What you have to do: Retype the records below word for word and omit any image.

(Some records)
** Start **

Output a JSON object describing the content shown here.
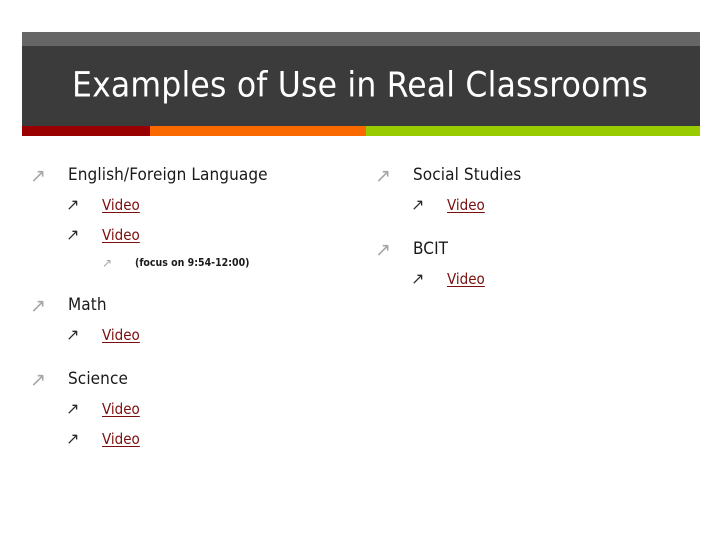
{
  "slide": {
    "title": "Examples of Use in Real Classrooms",
    "colors": {
      "header_top_band": "#666666",
      "header_main": "#3b3b3b",
      "accent_red": "#990000",
      "accent_orange": "#FA6800",
      "accent_green": "#99CC00",
      "link": "#7B0E0E",
      "bullet_level1": "#A6A6A6",
      "bullet_level2": "#2b2b2b",
      "text": "#1a1a1a",
      "background": "#FFFFFF"
    },
    "bullet_glyph": "↗"
  },
  "left_column": {
    "items": [
      {
        "label": "English/Foreign Language",
        "children": [
          {
            "label": "Video",
            "link": true,
            "children": []
          },
          {
            "label": "Video",
            "link": true,
            "children": [
              {
                "label": "(focus on 9:54-12:00)",
                "link": false
              }
            ]
          }
        ]
      },
      {
        "label": "Math",
        "children": [
          {
            "label": "Video",
            "link": true,
            "children": []
          }
        ]
      },
      {
        "label": "Science",
        "children": [
          {
            "label": "Video",
            "link": true,
            "children": []
          },
          {
            "label": "Video",
            "link": true,
            "children": []
          }
        ]
      }
    ]
  },
  "right_column": {
    "items": [
      {
        "label": "Social Studies",
        "children": [
          {
            "label": "Video",
            "link": true,
            "children": []
          }
        ]
      },
      {
        "label": "BCIT",
        "children": [
          {
            "label": "Video",
            "link": true,
            "children": []
          }
        ]
      }
    ]
  }
}
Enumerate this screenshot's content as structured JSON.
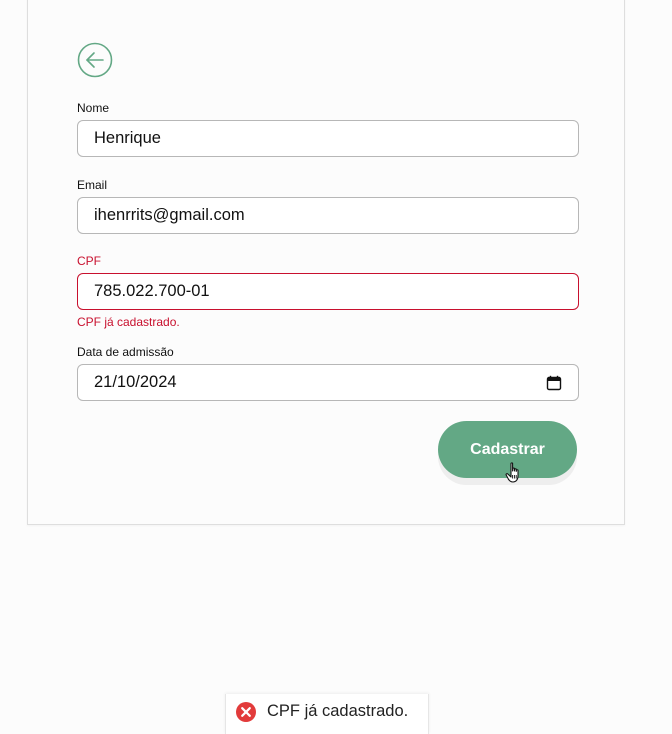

** End **

Answer to the exercise:
Output a JSON object describing the content shown here.
{
  "slide": {
    "title": "Examples of Use in Real Classrooms",
    "colors": {
      "header_top_band": "#666666",
      "header_main": "#3b3b3b",
      "accent_red": "#990000",
      "accent_orange": "#FA6800",
      "accent_green": "#99CC00",
      "link": "#7B0E0E",
      "bullet_level1": "#A6A6A6",
      "bullet_level2": "#2b2b2b",
      "text": "#1a1a1a",
      "background": "#FFFFFF"
    },
    "bullet_glyph": "↗"
  },
  "left_column": {
    "items": [
      {
        "label": "English/Foreign Language",
        "children": [
          {
            "label": "Video",
            "link": true,
            "children": []
          },
          {
            "label": "Video",
            "link": true,
            "children": [
              {
                "label": "(focus on 9:54-12:00)",
                "link": false
              }
            ]
          }
        ]
      },
      {
        "label": "Math",
        "children": [
          {
            "label": "Video",
            "link": true,
            "children": []
          }
        ]
      },
      {
        "label": "Science",
        "children": [
          {
            "label": "Video",
            "link": true,
            "children": []
          },
          {
            "label": "Video",
            "link": true,
            "children": []
          }
        ]
      }
    ]
  },
  "right_column": {
    "items": [
      {
        "label": "Social Studies",
        "children": [
          {
            "label": "Video",
            "link": true,
            "children": []
          }
        ]
      },
      {
        "label": "BCIT",
        "children": [
          {
            "label": "Video",
            "link": true,
            "children": []
          }
        ]
      }
    ]
  }
}
Enumerate this screenshot's content as structured JSON.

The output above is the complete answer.